• **Description of the task**: All entries below are to be reproduced precisely as they stand, without the pictures.

^^^^^^^^

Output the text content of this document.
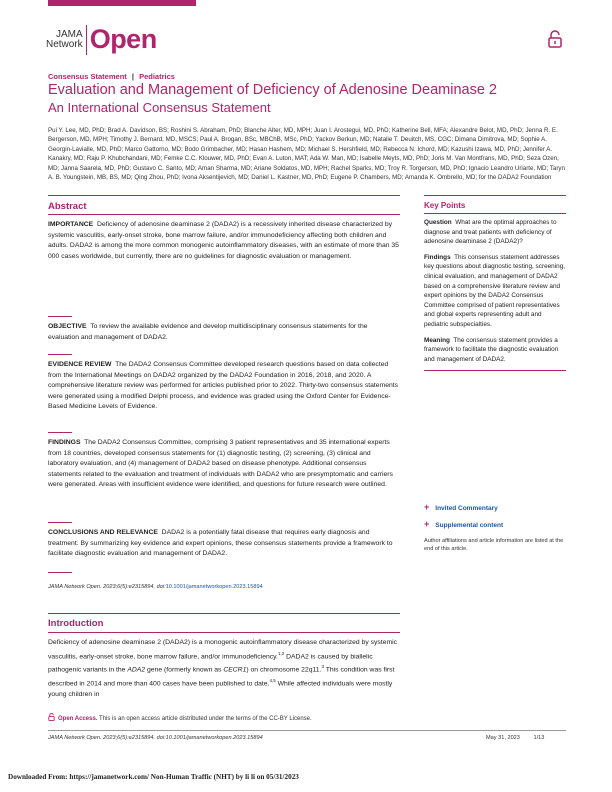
JAMA
Network		Open
Consensus Statement | Pediatrics
Evaluation and Management of Deficiency of Adenosine Deaminase 2
An International Consensus Statement
Pui Y. Lee, MD, PhD; Brad A. Davidson, BS; Roshini S. Abraham, PhD; Blanche Alter, MD, MPH; Juan I. Arostegui, MD, PhD; Katherine Bell, MFA; Alexandre Belot, MD, PhD; Jenna R. E. Bergerson, MD, MPH; Timothy J. Bernard, MD, MSCS; Paul A. Brogan, BSc, MBChB, MSc, PhD; Yackov Berkun, MD; Natalie T. Deuitch, MS, CGC; Dimana Dimitrova, MD; Sophie A. Georgin-Lavialle, MD, PhD; Marco Gattorno, MD; Bodo Grimbacher, MD; Hasan Hashem, MD; Michael S. Hershfield, MD; Rebecca N. Ichord, MD; Kazushi Izawa, MD, PhD; Jennifer A. Kanakry, MD; Raju P. Khubchandani, MD; Femke C.C. Klouwer, MD, PhD; Evan A. Luton, MAT; Ada W. Man, MD; Isabelle Meyts, MD, PhD; Joris M. Van Montfrans, MD, PhD; Seza Ozen, MD; Janna Saarela, MD, PhD; Gustavo C. Santo, MD; Aman Sharma, MD; Ariane Soldatos, MD, MPH; Rachel Sparks, MD; Troy R. Torgerson, MD, PhD; Ignacio Leandro Uriarte, MD; Taryn A. B. Youngstein, MB, BS, MD; Qing Zhou, PhD; Ivona Aksentijevich, MD; Daniel L. Kastner, MD, PhD; Eugene P. Chambers, MD; Amanda K. Ombrello, MD; for the DADA2 Foundation
Abstract
IMPORTANCE Deficiency of adenosine deaminase 2 (DADA2) is a recessively inherited disease characterized by systemic vasculitis, early-onset stroke, bone marrow failure, and/or immunodeficiency affecting both children and adults. DADA2 is among the more common monogenic autoinflammatory diseases, with an estimate of more than 35 000 cases worldwide, but currently, there are no guidelines for diagnostic evaluation or management.
OBJECTIVE To review the available evidence and develop multidisciplinary consensus statements for the evaluation and management of DADA2.
EVIDENCE REVIEW The DADA2 Consensus Committee developed research questions based on data collected from the International Meetings on DADA2 organized by the DADA2 Foundation in 2016, 2018, and 2020. A comprehensive literature review was performed for articles published prior to 2022. Thirty-two consensus statements were generated using a modified Delphi process, and evidence was graded using the Oxford Center for Evidence-Based Medicine Levels of Evidence.
FINDINGS The DADA2 Consensus Committee, comprising 3 patient representatives and 35 international experts from 18 countries, developed consensus statements for (1) diagnostic testing, (2) screening, (3) clinical and laboratory evaluation, and (4) management of DADA2 based on disease phenotype. Additional consensus statements related to the evaluation and treatment of individuals with DADA2 who are presymptomatic and carriers were generated. Areas with insufficient evidence were identified, and questions for future research were outlined.
CONCLUSIONS AND RELEVANCE DADA2 is a potentially fatal disease that requires early diagnosis and treatment. By summarizing key evidence and expert opinions, these consensus statements provide a framework to facilitate diagnostic evaluation and management of DADA2.
JAMA Network Open. 2023;6(5):e2315894. doi:10.1001/jamanetworkopen.2023.15894
Introduction
Deficiency of adenosine deaminase 2 (DADA2) is a monogenic autoinflammatory disease characterized by systemic vasculitis, early-onset stroke, bone marrow failure, and/or immunodeficiency.$^{1,2}$ DADA2 is caused by biallelic pathogenic variants in the ADA2 gene (formerly known as CECR1) on chromosome 22q11.$^3$ This condition was first described in 2014 and more than 400 cases have been published to date.$^{4,5}$ While affected individuals were mostly young children in
Key Points
Question What are the optimal approaches to diagnose and treat patients with deficiency of adenosine deaminase 2 (DADA2)?
Findings This consensus statement addresses key questions about diagnostic testing, screening, clinical evaluation, and management of DADA2 based on a comprehensive literature review and expert opinions by the DADA2 Consensus Committee comprised of patient representatives and global experts representing adult and pediatric subspecialties.
Meaning The consensus statement provides a framework to facilitate the diagnostic evaluation and management of DADA2.
+ Invited Commentary
+ Supplemental content
Author affiliations and article information are listed at the end of this article.
Open Access. This is an open access article distributed under the terms of the CC-BY License.
JAMA Network Open. 2023;6(5):e2315894. doi:10.1001/jamanetworkopen.2023.15894	May 31, 2023 1/13
Downloaded From: https://jamanetwork.com/ Non-Human Traffic (NHT) by li li on 05/31/2023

^^^^^^^^

• **Result for this task**:
Output the text content of this document.
JAMA
Network		Open
Consensus Statement | Pediatrics
Evaluation and Management of Deficiency of Adenosine Deaminase 2
An International Consensus Statement
Pui Y. Lee, MD, PhD; Brad A. Davidson, BS; Roshini S. Abraham, PhD; Blanche Alter, MD, MPH; Juan I. Arostegui, MD, PhD; Katherine Bell, MFA; Alexandre Belot, MD, PhD; Jenna R. E. Bergerson, MD, MPH; Timothy J. Bernard, MD, MSCS; Paul A. Brogan, BSc, MBChB, MSc, PhD; Yackov Berkun, MD; Natalie T. Deuitch, MS, CGC; Dimana Dimitrova, MD; Sophie A. Georgin-Lavialle, MD, PhD; Marco Gattorno, MD; Bodo Grimbacher, MD; Hasan Hashem, MD; Michael S. Hershfield, MD; Rebecca N. Ichord, MD; Kazushi Izawa, MD, PhD; Jennifer A. Kanakry, MD; Raju P. Khubchandani, MD; Femke C.C. Klouwer, MD, PhD; Evan A. Luton, MAT; Ada W. Man, MD; Isabelle Meyts, MD, PhD; Joris M. Van Montfrans, MD, PhD; Seza Ozen, MD; Janna Saarela, MD, PhD; Gustavo C. Santo, MD; Aman Sharma, MD; Ariane Soldatos, MD, MPH; Rachel Sparks, MD; Troy R. Torgerson, MD, PhD; Ignacio Leandro Uriarte, MD; Taryn A. B. Youngstein, MB, BS, MD; Qing Zhou, PhD; Ivona Aksentijevich, MD; Daniel L. Kastner, MD, PhD; Eugene P. Chambers, MD; Amanda K. Ombrello, MD; for the DADA2 Foundation
Abstract
IMPORTANCE Deficiency of adenosine deaminase 2 (DADA2) is a recessively inherited disease characterized by systemic vasculitis, early-onset stroke, bone marrow failure, and/or immunodeficiency affecting both children and adults. DADA2 is among the more common monogenic autoinflammatory diseases, with an estimate of more than 35 000 cases worldwide, but currently, there are no guidelines for diagnostic evaluation or management.
OBJECTIVE To review the available evidence and develop multidisciplinary consensus statements for the evaluation and management of DADA2.
EVIDENCE REVIEW The DADA2 Consensus Committee developed research questions based on data collected from the International Meetings on DADA2 organized by the DADA2 Foundation in 2016, 2018, and 2020. A comprehensive literature review was performed for articles published prior to 2022. Thirty-two consensus statements were generated using a modified Delphi process, and evidence was graded using the Oxford Center for Evidence-Based Medicine Levels of Evidence.
FINDINGS The DADA2 Consensus Committee, comprising 3 patient representatives and 35 international experts from 18 countries, developed consensus statements for (1) diagnostic testing, (2) screening, (3) clinical and laboratory evaluation, and (4) management of DADA2 based on disease phenotype. Additional consensus statements related to the evaluation and treatment of individuals with DADA2 who are presymptomatic and carriers were generated. Areas with insufficient evidence were identified, and questions for future research were outlined.
CONCLUSIONS AND RELEVANCE DADA2 is a potentially fatal disease that requires early diagnosis and treatment. By summarizing key evidence and expert opinions, these consensus statements provide a framework to facilitate diagnostic evaluation and management of DADA2.
JAMA Network Open. 2023;6(5):e2315894. doi:10.1001/jamanetworkopen.2023.15894
Introduction
Deficiency of adenosine deaminase 2 (DADA2) is a monogenic autoinflammatory disease characterized by systemic vasculitis, early-onset stroke, bone marrow failure, and/or immunodeficiency.$^{1,2}$ DADA2 is caused by biallelic pathogenic variants in the ADA2 gene (formerly known as CECR1) on chromosome 22q11.$^3$ This condition was first described in 2014 and more than 400 cases have been published to date.$^{4,5}$ While affected individuals were mostly young children in
Key Points
Question What are the optimal approaches to diagnose and treat patients with deficiency of adenosine deaminase 2 (DADA2)?
Findings This consensus statement addresses key questions about diagnostic testing, screening, clinical evaluation, and management of DADA2 based on a comprehensive literature review and expert opinions by the DADA2 Consensus Committee comprised of patient representatives and global experts representing adult and pediatric subspecialties.
Meaning The consensus statement provides a framework to facilitate the diagnostic evaluation and management of DADA2.
+ Invited Commentary
+ Supplemental content
Author affiliations and article information are listed at the end of this article.
Open Access. This is an open access article distributed under the terms of the CC-BY License.
JAMA Network Open. 2023;6(5):e2315894. doi:10.1001/jamanetworkopen.2023.15894	May 31, 2023 1/13
Downloaded From: https://jamanetwork.com/ Non-Human Traffic (NHT) by li li on 05/31/2023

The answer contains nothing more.